### WRITTEN TASK
Copy out the part of the listing that begins with the line containing "bar (807, 230, 854, 591)" and ends with the line containing "What elements are", reproducing every line unchanged.

Dataset listing

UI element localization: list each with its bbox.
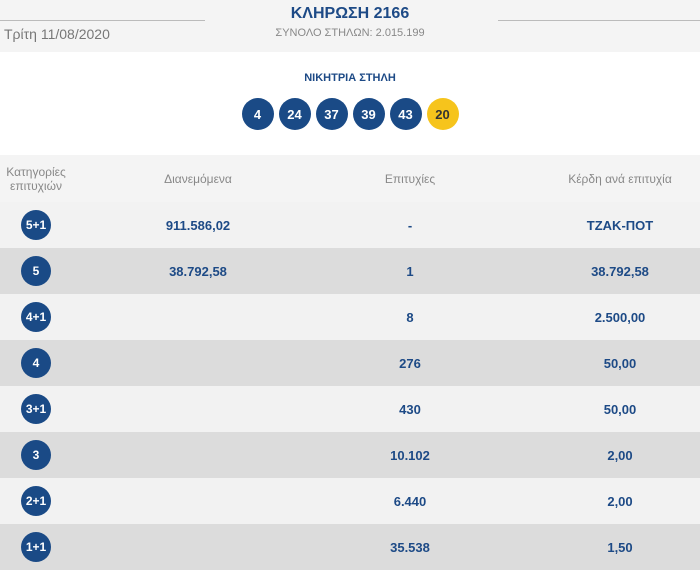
table-row: 3+1 430 50,00 (0, 386, 700, 432)
wins-cell: - (407, 217, 413, 233)
category-badge: 1+1 (21, 532, 51, 562)
winning-numbers: 4 24 37 39 43 20 (0, 98, 700, 130)
total-columns: ΣΥΝΟΛΟ ΣΤΗΛΩΝ: 2.015.199 (275, 27, 425, 39)
distributed-cell (130, 386, 266, 432)
distributed-cell (130, 478, 266, 524)
table-row: 4+1 8 2.500,00 (0, 294, 700, 340)
category-cell: 3+1 (0, 386, 72, 432)
prize-cell: 2,00 (607, 493, 633, 509)
number-ball: 43 (389, 98, 422, 130)
category-badge: 2+1 (21, 486, 51, 516)
distributed-cell (130, 432, 266, 478)
wins-cell: 276 (399, 355, 421, 371)
number-ball: 24 (278, 98, 311, 130)
table-row: 5 38.792,58 1 38.792,58 (0, 248, 700, 294)
prize-cell: ΤΖΑΚ-ΠΟΤ (586, 217, 654, 233)
category-cell: 4 (0, 340, 72, 386)
divider (0, 20, 205, 21)
table-header: Κατηγορίες επιτυχιών Διανεμόμενα Επιτυχί… (0, 155, 700, 202)
number-ball: 4 (241, 98, 274, 130)
category-badge: 4+1 (21, 302, 51, 332)
category-cell: 4+1 (0, 294, 72, 340)
prize-cell: 50,00 (603, 401, 637, 417)
prize-cell: 2.500,00 (594, 309, 646, 325)
prize-cell: 2,00 (607, 447, 633, 463)
table-row: 3 10.102 2,00 (0, 432, 700, 478)
category-badge: 5+1 (21, 210, 51, 240)
category-cell: 5 (0, 248, 72, 294)
category-badge: 4 (21, 348, 51, 378)
table-row: 4 276 50,00 (0, 340, 700, 386)
category-badge: 3+1 (21, 394, 51, 424)
table-row: 5+1 911.586,02 - ΤΖΑΚ-ΠΟΤ (0, 202, 700, 248)
category-badge: 5 (21, 256, 51, 286)
category-cell: 2+1 (0, 478, 72, 524)
draw-title: ΚΛΗΡΩΣΗ 2166 (290, 5, 410, 22)
category-cell: 1+1 (0, 524, 72, 570)
table-row: 2+1 6.440 2,00 (0, 478, 700, 524)
bonus-ball: 20 (426, 98, 459, 130)
wins-cell: 10.102 (390, 447, 430, 463)
distributed-cell: 38.792,58 (169, 263, 227, 279)
prize-cell: 38.792,58 (591, 263, 649, 279)
header-distributed: Διανεμόμενα (164, 171, 232, 186)
number-ball: 37 (315, 98, 348, 130)
table-row: 1+1 35.538 1,50 (0, 524, 700, 570)
distributed-cell (130, 294, 266, 340)
wins-cell: 430 (399, 401, 421, 417)
wins-cell: 35.538 (390, 539, 430, 555)
draw-header: Τρίτη 11/08/2020 ΚΛΗΡΩΣΗ 2166 ΣΥΝΟΛΟ ΣΤΗ… (0, 0, 700, 52)
header-prize: Κέρδη ανά επιτυχία (568, 171, 672, 186)
winning-label: ΝΙΚΗΤΡΙΑ ΣΤΗΛΗ (304, 72, 396, 84)
prize-cell: 50,00 (603, 355, 637, 371)
distributed-cell (130, 524, 266, 570)
header-category: Κατηγορίες επιτυχιών (6, 164, 66, 193)
draw-date: Τρίτη 11/08/2020 (4, 26, 110, 42)
prize-cell: 1,50 (607, 539, 633, 555)
divider (498, 20, 700, 21)
wins-cell: 8 (406, 309, 414, 325)
wins-cell: 1 (406, 263, 414, 279)
header-wins: Επιτυχίες (384, 171, 436, 186)
category-badge: 3 (21, 440, 51, 470)
distributed-cell (130, 340, 266, 386)
distributed-cell: 911.586,02 (165, 217, 231, 233)
number-ball: 39 (352, 98, 385, 130)
wins-cell: 6.440 (393, 493, 427, 509)
category-cell: 5+1 (0, 202, 72, 248)
category-cell: 3 (0, 432, 72, 478)
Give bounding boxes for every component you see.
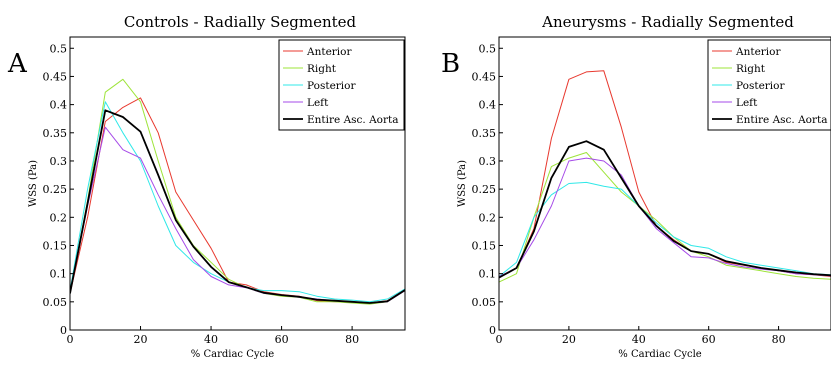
- legend-label: Anterior: [306, 46, 352, 58]
- chart-title: Controls - Radially Segmented: [124, 13, 357, 31]
- legend-label: Entire Asc. Aorta: [736, 114, 828, 126]
- x-tick-label: 20: [134, 333, 148, 346]
- series-line-left: [70, 126, 405, 304]
- plot-frame: [498, 36, 831, 331]
- x-tick-label: 40: [204, 333, 218, 346]
- x-axis-label: % Cardiac Cycle: [191, 349, 275, 360]
- y-axis-label: WSS (Pa): [457, 160, 468, 207]
- chart-panel: Aneurysms - Radially Segmented B 0 0.05 0.1 0…: [441, 13, 831, 360]
- legend: Anterior Right Posterior Left Entire Asc. Ao…: [278, 39, 405, 131]
- y-tick-label: 0: [60, 324, 67, 337]
- y-tick-label: 0.3: [479, 155, 497, 168]
- legend: Anterior Right Posterior Left Entire Asc. Ao…: [707, 39, 831, 131]
- x-tick-label: 60: [275, 333, 289, 346]
- legend-label: Left: [307, 97, 329, 109]
- series-line-right: [70, 78, 405, 305]
- legend-label: Right: [307, 63, 337, 75]
- y-tick-label: 0.45: [43, 70, 68, 83]
- y-tick-label: 0.1: [50, 268, 68, 281]
- series-line-entire-asc-aorta: [70, 109, 405, 304]
- y-axis-label: WSS (Pa): [28, 160, 39, 207]
- series-line-left: [499, 157, 831, 277]
- y-tick-label: 0: [489, 324, 496, 337]
- y-tick-label: 0.05: [43, 296, 68, 309]
- y-tick-label: 0.1: [479, 268, 497, 281]
- x-axis-label: % Cardiac Cycle: [618, 349, 702, 360]
- y-tick-label: 0.5: [479, 42, 497, 55]
- legend-label: Posterior: [736, 80, 785, 92]
- x-tick-label: 60: [702, 333, 716, 346]
- y-tick-label: 0.5: [50, 42, 68, 55]
- chart-title: Aneurysms - Radially Segmented: [541, 13, 794, 31]
- y-tick-label: 0.15: [43, 239, 68, 252]
- x-tick-label: 20: [562, 333, 576, 346]
- y-tick-label: 0.25: [472, 183, 497, 196]
- y-tick-label: 0.3: [50, 155, 68, 168]
- y-tick-label: 0.45: [472, 70, 497, 83]
- legend-label: Anterior: [735, 46, 781, 58]
- y-tick-label: 0.4: [50, 99, 68, 112]
- series-line-right: [499, 152, 831, 283]
- legend-label: Posterior: [307, 80, 356, 92]
- y-tick-label: 0.05: [472, 296, 497, 309]
- chart-panel: Controls - Radially Segmented A 0 0.05 0.1 0.…: [7, 13, 406, 360]
- x-tick-label: 80: [345, 333, 359, 346]
- x-tick-label: 0: [496, 333, 503, 346]
- y-tick-label: 0.2: [50, 211, 68, 224]
- y-tick-label: 0.15: [472, 239, 497, 252]
- x-tick-label: 80: [772, 333, 786, 346]
- plot-frame: [69, 36, 406, 331]
- y-tick-label: 0.4: [479, 99, 497, 112]
- series-line-entire-asc-aorta: [499, 140, 831, 279]
- y-tick-label: 0.35: [43, 127, 68, 140]
- x-tick-label: 0: [67, 333, 74, 346]
- series-line-posterior: [70, 101, 405, 303]
- y-tick-label: 0.2: [479, 211, 497, 224]
- series-line-posterior: [499, 181, 831, 277]
- panel-label: A: [7, 49, 28, 79]
- legend-label: Entire Asc. Aorta: [307, 114, 399, 126]
- legend-label: Right: [736, 63, 766, 75]
- panel-label: B: [441, 49, 460, 79]
- y-tick-label: 0.25: [43, 183, 68, 196]
- x-tick-label: 40: [632, 333, 646, 346]
- legend-label: Left: [736, 97, 758, 109]
- y-tick-label: 0.35: [472, 127, 497, 140]
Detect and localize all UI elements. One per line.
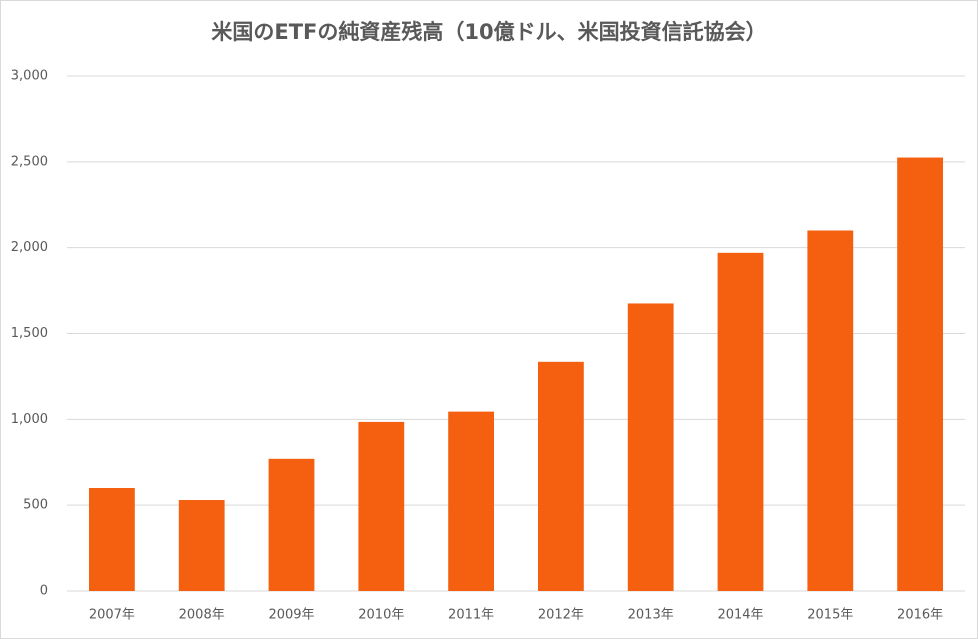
bar (807, 230, 854, 591)
y-tick-label: 2,000 (11, 240, 48, 255)
y-tick-label: 2,500 (11, 154, 48, 169)
bar (89, 488, 135, 591)
x-tick-label: 2012年 (538, 608, 584, 623)
x-tick-label: 2016年 (897, 608, 943, 623)
y-tick-label: 1,000 (11, 412, 48, 427)
y-tick-label: 0 (40, 584, 48, 599)
bar (448, 411, 494, 591)
bar (627, 303, 674, 591)
y-tick-label: 500 (23, 498, 48, 513)
bar (358, 421, 405, 591)
bar (717, 252, 764, 592)
x-tick-label: 2007年 (89, 608, 135, 623)
x-tick-label: 2009年 (268, 608, 314, 623)
x-tick-label: 2010年 (358, 608, 404, 623)
x-tick-label: 2013年 (628, 608, 674, 623)
bar (178, 500, 225, 591)
x-tick-label: 2015年 (807, 608, 853, 623)
bar (897, 157, 943, 591)
y-tick-label: 1,500 (11, 326, 48, 341)
bar (538, 361, 584, 591)
x-tick-label: 2011年 (448, 608, 494, 623)
x-tick-label: 2014年 (717, 608, 763, 623)
bar (268, 458, 315, 591)
x-tick-label: 2008年 (179, 608, 225, 623)
chart-title: 米国のETFの純資産残高（10億ドル、米国投資信託協会） (211, 20, 766, 44)
y-tick-label: 3,000 (11, 69, 48, 84)
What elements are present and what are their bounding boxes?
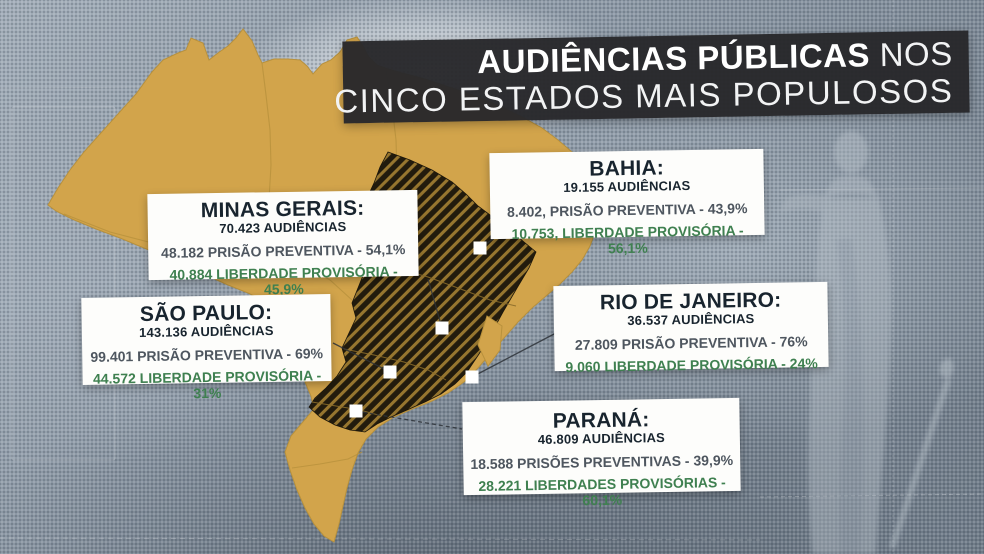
preventiva-stat: 99.401 PRISÃO PREVENTIVA - 69% <box>90 345 324 365</box>
title-line-2: CINCO ESTADOS MAIS POPULOSOS <box>334 71 954 120</box>
provisoria-stat: 10.753, LIBERDADE PROVISÓRIA - 56,1% <box>511 222 744 257</box>
preventiva-stat: 48.182 PRISÃO PREVENTIVA - 54,1% <box>160 241 406 261</box>
state-markers <box>349 241 487 418</box>
provisoria-stat: 40.884 LIBERDADE PROVISÓRIA - 45,9% <box>169 263 398 298</box>
marker-sao-paulo <box>383 365 397 379</box>
infographic-title: AUDIÊNCIAS PÚBLICAS NOS CINCO ESTADOS MA… <box>334 30 970 124</box>
espirito-santo-region <box>477 315 503 367</box>
connector-lines <box>332 238 557 430</box>
connector-sao-paulo <box>332 342 391 373</box>
state-card-parana: PARANÁ: 46.809 AUDIÊNCIAS 18.588 PRISÕES… <box>462 397 741 508</box>
state-card-minas-gerais: MINAS GERAIS: 70.423 AUDIÊNCIAS 48.182 P… <box>147 189 419 297</box>
audiencias-count: 36.537 AUDIÊNCIAS <box>627 311 755 328</box>
connector-parana <box>355 410 463 430</box>
connector-minas-gerais <box>427 278 443 329</box>
provisoria-stat: 44.572 LIBERDADE PROVISÓRIA - 31% <box>92 367 322 402</box>
marker-rio-de-janeiro <box>465 370 479 384</box>
marker-minas-gerais <box>435 321 449 335</box>
connector-rio-de-janeiro <box>471 332 557 378</box>
provisoria-stat: 28.221 LIBERDADES PROVISÓRIAS - 60,1% <box>478 474 726 509</box>
preventiva-stat: 18.588 PRISÕES PREVENTIVAS - 39,9% <box>470 451 734 473</box>
audiencias-count: 46.809 AUDIÊNCIAS <box>537 430 666 447</box>
marker-parana <box>349 404 363 418</box>
audiencias-count: 143.136 AUDIÊNCIAS <box>138 322 274 341</box>
state-card-bahia: BAHIA: 19.155 AUDIÊNCIAS 8.402, PRISÃO P… <box>489 148 765 256</box>
preventiva-stat: 8.402, PRISÃO PREVENTIVA - 43,9% <box>506 200 748 220</box>
audiencias-count: 19.155 AUDIÊNCIAS <box>563 178 691 195</box>
preventiva-stat: 27.809 PRISÃO PREVENTIVA - 76% <box>574 333 808 353</box>
state-card-sao-paulo: SÃO PAULO: 143.136 AUDIÊNCIAS 99.401 PRI… <box>81 294 332 401</box>
justice-statue <box>779 131 954 554</box>
title-light-part: NOS <box>869 34 953 74</box>
marker-bahia <box>473 241 487 255</box>
audiencias-count: 70.423 AUDIÊNCIAS <box>219 219 347 236</box>
state-card-rio-de-janeiro: RIO DE JANEIRO: 36.537 AUDIÊNCIAS 27.809… <box>553 281 829 375</box>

### PROBLEM SOLUTION
bar (807, 230, 854, 591)
y-tick-label: 2,000 (11, 240, 48, 255)
y-tick-label: 2,500 (11, 154, 48, 169)
bar (89, 488, 135, 591)
x-tick-label: 2012年 (538, 608, 584, 623)
x-tick-label: 2016年 (897, 608, 943, 623)
y-tick-label: 1,000 (11, 412, 48, 427)
y-tick-label: 0 (40, 584, 48, 599)
bar (448, 411, 494, 591)
bar (627, 303, 674, 591)
y-tick-label: 500 (23, 498, 48, 513)
bar (358, 421, 405, 591)
bar (717, 252, 764, 592)
x-tick-label: 2007年 (89, 608, 135, 623)
x-tick-label: 2009年 (268, 608, 314, 623)
x-tick-label: 2010年 (358, 608, 404, 623)
x-tick-label: 2013年 (628, 608, 674, 623)
bar (178, 500, 225, 591)
x-tick-label: 2015年 (807, 608, 853, 623)
bar (897, 157, 943, 591)
y-tick-label: 1,500 (11, 326, 48, 341)
bar (538, 361, 584, 591)
x-tick-label: 2011年 (448, 608, 494, 623)
x-tick-label: 2014年 (717, 608, 763, 623)
bar (268, 458, 315, 591)
x-tick-label: 2008年 (179, 608, 225, 623)
chart-title: 米国のETFの純資産残高（10億ドル、米国投資信託協会） (211, 20, 766, 44)
y-tick-label: 3,000 (11, 69, 48, 84)
What elements are present and what are their bounding boxes?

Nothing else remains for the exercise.